---------- DATA SUPPLIED

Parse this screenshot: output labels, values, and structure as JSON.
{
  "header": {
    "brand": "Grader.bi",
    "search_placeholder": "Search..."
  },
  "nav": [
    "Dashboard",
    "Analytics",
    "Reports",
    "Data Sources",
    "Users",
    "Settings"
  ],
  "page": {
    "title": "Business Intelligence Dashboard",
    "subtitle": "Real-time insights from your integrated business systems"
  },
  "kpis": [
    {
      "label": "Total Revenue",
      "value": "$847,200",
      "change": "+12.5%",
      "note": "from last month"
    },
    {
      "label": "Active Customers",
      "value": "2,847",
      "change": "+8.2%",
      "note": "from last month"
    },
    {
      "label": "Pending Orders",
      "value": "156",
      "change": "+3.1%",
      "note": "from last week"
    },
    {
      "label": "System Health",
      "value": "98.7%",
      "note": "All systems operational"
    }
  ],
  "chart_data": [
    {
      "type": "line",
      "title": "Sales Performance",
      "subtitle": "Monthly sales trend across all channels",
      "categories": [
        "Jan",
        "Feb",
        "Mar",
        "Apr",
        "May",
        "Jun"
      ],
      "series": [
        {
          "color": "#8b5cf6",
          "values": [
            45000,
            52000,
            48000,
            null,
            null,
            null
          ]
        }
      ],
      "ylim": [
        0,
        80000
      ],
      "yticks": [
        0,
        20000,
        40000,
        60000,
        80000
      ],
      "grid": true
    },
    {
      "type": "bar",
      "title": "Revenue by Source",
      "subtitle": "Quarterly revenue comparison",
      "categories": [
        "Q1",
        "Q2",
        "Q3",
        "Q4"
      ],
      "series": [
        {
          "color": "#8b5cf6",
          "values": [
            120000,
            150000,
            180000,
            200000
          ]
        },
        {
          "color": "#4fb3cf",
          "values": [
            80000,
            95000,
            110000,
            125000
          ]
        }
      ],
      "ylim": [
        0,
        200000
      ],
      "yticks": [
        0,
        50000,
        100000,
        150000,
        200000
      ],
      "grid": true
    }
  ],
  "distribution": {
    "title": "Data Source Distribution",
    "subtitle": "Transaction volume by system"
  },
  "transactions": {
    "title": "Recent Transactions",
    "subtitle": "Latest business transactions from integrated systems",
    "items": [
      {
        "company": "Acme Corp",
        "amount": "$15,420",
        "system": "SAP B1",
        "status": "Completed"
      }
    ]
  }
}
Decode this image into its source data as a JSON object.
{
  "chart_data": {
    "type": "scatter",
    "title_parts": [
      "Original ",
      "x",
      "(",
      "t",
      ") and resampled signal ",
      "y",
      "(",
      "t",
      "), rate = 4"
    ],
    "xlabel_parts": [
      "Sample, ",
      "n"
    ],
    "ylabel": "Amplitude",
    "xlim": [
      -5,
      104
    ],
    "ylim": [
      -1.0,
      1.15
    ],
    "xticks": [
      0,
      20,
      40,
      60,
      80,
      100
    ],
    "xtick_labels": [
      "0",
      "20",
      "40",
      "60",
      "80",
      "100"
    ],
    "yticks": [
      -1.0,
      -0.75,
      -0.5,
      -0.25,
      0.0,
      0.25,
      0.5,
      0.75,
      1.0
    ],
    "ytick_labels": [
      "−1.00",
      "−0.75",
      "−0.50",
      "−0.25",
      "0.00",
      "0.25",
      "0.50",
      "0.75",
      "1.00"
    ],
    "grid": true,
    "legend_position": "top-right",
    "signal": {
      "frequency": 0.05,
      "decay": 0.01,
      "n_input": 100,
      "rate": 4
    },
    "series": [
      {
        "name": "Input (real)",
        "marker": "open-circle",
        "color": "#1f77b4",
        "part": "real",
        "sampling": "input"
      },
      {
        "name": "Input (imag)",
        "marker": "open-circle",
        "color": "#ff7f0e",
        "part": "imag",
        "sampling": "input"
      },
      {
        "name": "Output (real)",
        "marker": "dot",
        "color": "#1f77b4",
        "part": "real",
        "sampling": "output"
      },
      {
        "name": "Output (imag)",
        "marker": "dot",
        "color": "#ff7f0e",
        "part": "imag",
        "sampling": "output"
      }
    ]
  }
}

--------------------

WHAT IS REQUIRED
Among the lines of the data above, count those holding "subtitle" and state only the number.

COMPLETE OUTPUT
5